The problem: Write the material out again in full, word for word. Do not include the pictures.

-- START Supplied material --

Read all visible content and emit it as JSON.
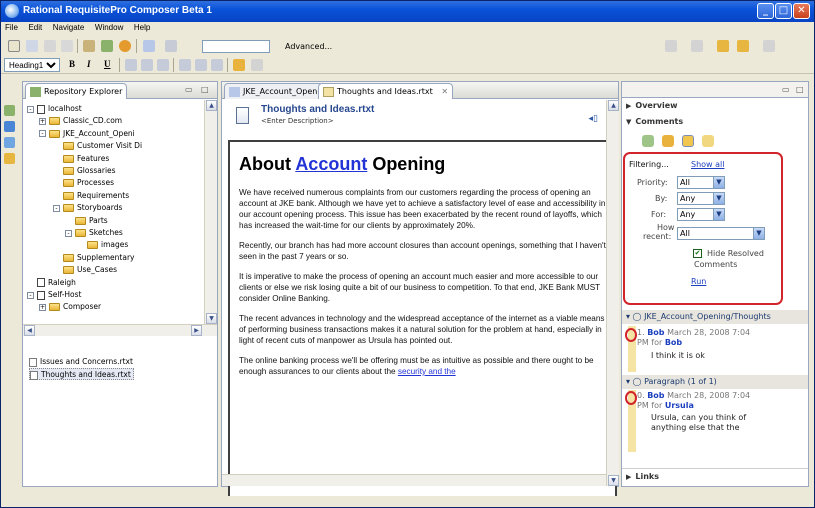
{
  "window": {
    "title": "Rational RequisitePro Composer Beta 1"
  },
  "menu": [
    "File",
    "Edit",
    "Navigate",
    "Window",
    "Help"
  ],
  "toolbar": {
    "advanced_label": "Advanced...",
    "style_value": "Heading1",
    "bold": "B",
    "italic": "I",
    "underline": "U"
  },
  "repo": {
    "tab_label": "Repository Explorer",
    "tree": [
      {
        "label": "localhost",
        "icon": "database-icon",
        "expander": "-"
      },
      {
        "label": "Classic_CD.com",
        "icon": "folder-icon",
        "expander": "+"
      },
      {
        "label": "JKE_Account_Openi",
        "icon": "folder-icon",
        "expander": "-"
      },
      {
        "label": "Customer Visit Di",
        "icon": "folder-icon",
        "expander": ""
      },
      {
        "label": "Features",
        "icon": "folder-icon",
        "expander": ""
      },
      {
        "label": "Glossaries",
        "icon": "folder-icon",
        "expander": ""
      },
      {
        "label": "Processes",
        "icon": "folder-icon",
        "expander": ""
      },
      {
        "label": "Requirements",
        "icon": "folder-icon",
        "expander": ""
      },
      {
        "label": "Storyboards",
        "icon": "folder-icon",
        "expander": "-"
      },
      {
        "label": "Parts",
        "icon": "folder-icon",
        "expander": ""
      },
      {
        "label": "Sketches",
        "icon": "folder-icon",
        "expander": "-"
      },
      {
        "label": "images",
        "icon": "folder-icon",
        "expander": ""
      },
      {
        "label": "Supplementary",
        "icon": "folder-icon",
        "expander": ""
      },
      {
        "label": "Use_Cases",
        "icon": "folder-icon",
        "expander": ""
      },
      {
        "label": "Raleigh",
        "icon": "database-icon",
        "expander": ""
      },
      {
        "label": "Self-Host",
        "icon": "database-icon",
        "expander": "-"
      },
      {
        "label": "Composer",
        "icon": "folder-icon",
        "expander": "+"
      }
    ],
    "files": [
      "Issues and Concerns.rtxt",
      "Thoughts and Ideas.rtxt"
    ]
  },
  "editor": {
    "tabs": [
      "JKE_Account_Opening",
      "Thoughts and Ideas.rtxt"
    ],
    "doc_title": "Thoughts and Ideas.rtxt",
    "doc_desc": "<Enter Description>",
    "heading_pre": "About ",
    "heading_link": "Account",
    "heading_post": " Opening",
    "paragraphs": [
      "We have received numerous complaints from our customers regarding the process of opening an account at JKE bank.  Although we have yet to achieve a satisfactory level of ease and accessibility in our account opening process. This issue has been exacerbated by the recent round of layoffs, which has increased the wait-time for our clients by approximately 20%.",
      "Recently, our branch has had more account closures than account openings, something that I haven't seen in the past 7 years or so.",
      "It is imperative to make the process of opening an account much easier and more accessible to our clients or else we risk losing quite a bit of our business to competition.  To that end, JKE Bank MUST consider Online Banking.",
      "The recent advances in technology and the widespread acceptance of the internet as a viable means of performing business transactions makes it a natural solution for the problem at hand, especially in light of recent cuts of manpower as Ursula has pointed out.",
      "The online banking process we'll be offering must be as intuitive as possible and there ought to be enough assurances to our clients about the "
    ],
    "last_link": "security and the"
  },
  "right": {
    "overview": "Overview",
    "comments": "Comments",
    "links": "Links",
    "filtering": "Filtering...",
    "show_all": "Show all",
    "priority_label": "Priority:",
    "priority_value": "All",
    "by_label": "By:",
    "by_value": "Any",
    "for_label": "For:",
    "for_value": "Any",
    "recent_label1": "How",
    "recent_label2": "recent:",
    "recent_value": "All",
    "hide_resolved": "Hide Resolved",
    "hide_resolved2": "Comments",
    "run": "Run",
    "thread1": "JKE_Account_Opening/Thoughts",
    "c1_num": "1.",
    "c1_author": "Bob",
    "c1_date": "March 28, 2008 7:04",
    "c1_pm": "PM for",
    "c1_for": "Bob",
    "c1_text": "I think it is ok",
    "thread2": "Paragraph (1 of 1)",
    "c2_num": "0.",
    "c2_author": "Bob",
    "c2_date": "March 28, 2008 7:04",
    "c2_pm": "PM for",
    "c2_for": "Ursula",
    "c2_text1": "Ursula, can you think of",
    "c2_text2": "anything else that the"
  }
}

-- END Supplied material --

Result:
Read all visible content and emit it as JSON.
{
  "window": {
    "title": "Rational RequisitePro Composer Beta 1"
  },
  "menu": [
    "File",
    "Edit",
    "Navigate",
    "Window",
    "Help"
  ],
  "toolbar": {
    "advanced_label": "Advanced...",
    "style_value": "Heading1",
    "bold": "B",
    "italic": "I",
    "underline": "U"
  },
  "repo": {
    "tab_label": "Repository Explorer",
    "tree": [
      {
        "label": "localhost",
        "icon": "database-icon",
        "expander": "-"
      },
      {
        "label": "Classic_CD.com",
        "icon": "folder-icon",
        "expander": "+"
      },
      {
        "label": "JKE_Account_Openi",
        "icon": "folder-icon",
        "expander": "-"
      },
      {
        "label": "Customer Visit Di",
        "icon": "folder-icon",
        "expander": ""
      },
      {
        "label": "Features",
        "icon": "folder-icon",
        "expander": ""
      },
      {
        "label": "Glossaries",
        "icon": "folder-icon",
        "expander": ""
      },
      {
        "label": "Processes",
        "icon": "folder-icon",
        "expander": ""
      },
      {
        "label": "Requirements",
        "icon": "folder-icon",
        "expander": ""
      },
      {
        "label": "Storyboards",
        "icon": "folder-icon",
        "expander": "-"
      },
      {
        "label": "Parts",
        "icon": "folder-icon",
        "expander": ""
      },
      {
        "label": "Sketches",
        "icon": "folder-icon",
        "expander": "-"
      },
      {
        "label": "images",
        "icon": "folder-icon",
        "expander": ""
      },
      {
        "label": "Supplementary",
        "icon": "folder-icon",
        "expander": ""
      },
      {
        "label": "Use_Cases",
        "icon": "folder-icon",
        "expander": ""
      },
      {
        "label": "Raleigh",
        "icon": "database-icon",
        "expander": ""
      },
      {
        "label": "Self-Host",
        "icon": "database-icon",
        "expander": "-"
      },
      {
        "label": "Composer",
        "icon": "folder-icon",
        "expander": "+"
      }
    ],
    "files": [
      "Issues and Concerns.rtxt",
      "Thoughts and Ideas.rtxt"
    ]
  },
  "editor": {
    "tabs": [
      "JKE_Account_Opening",
      "Thoughts and Ideas.rtxt"
    ],
    "doc_title": "Thoughts and Ideas.rtxt",
    "doc_desc": "<Enter Description>",
    "heading_pre": "About ",
    "heading_link": "Account",
    "heading_post": " Opening",
    "paragraphs": [
      "We have received numerous complaints from our customers regarding the process of opening an account at JKE bank.  Although we have yet to achieve a satisfactory level of ease and accessibility in our account opening process. This issue has been exacerbated by the recent round of layoffs, which has increased the wait-time for our clients by approximately 20%.",
      "Recently, our branch has had more account closures than account openings, something that I haven't seen in the past 7 years or so.",
      "It is imperative to make the process of opening an account much easier and more accessible to our clients or else we risk losing quite a bit of our business to competition.  To that end, JKE Bank MUST consider Online Banking.",
      "The recent advances in technology and the widespread acceptance of the internet as a viable means of performing business transactions makes it a natural solution for the problem at hand, especially in light of recent cuts of manpower as Ursula has pointed out.",
      "The online banking process we'll be offering must be as intuitive as possible and there ought to be enough assurances to our clients about the "
    ],
    "last_link": "security and the"
  },
  "right": {
    "overview": "Overview",
    "comments": "Comments",
    "links": "Links",
    "filtering": "Filtering...",
    "show_all": "Show all",
    "priority_label": "Priority:",
    "priority_value": "All",
    "by_label": "By:",
    "by_value": "Any",
    "for_label": "For:",
    "for_value": "Any",
    "recent_label1": "How",
    "recent_label2": "recent:",
    "recent_value": "All",
    "hide_resolved": "Hide Resolved",
    "hide_resolved2": "Comments",
    "run": "Run",
    "thread1": "JKE_Account_Opening/Thoughts",
    "c1_num": "1.",
    "c1_author": "Bob",
    "c1_date": "March 28, 2008 7:04",
    "c1_pm": "PM for",
    "c1_for": "Bob",
    "c1_text": "I think it is ok",
    "thread2": "Paragraph (1 of 1)",
    "c2_num": "0.",
    "c2_author": "Bob",
    "c2_date": "March 28, 2008 7:04",
    "c2_pm": "PM for",
    "c2_for": "Ursula",
    "c2_text1": "Ursula, can you think of",
    "c2_text2": "anything else that the"
  }
}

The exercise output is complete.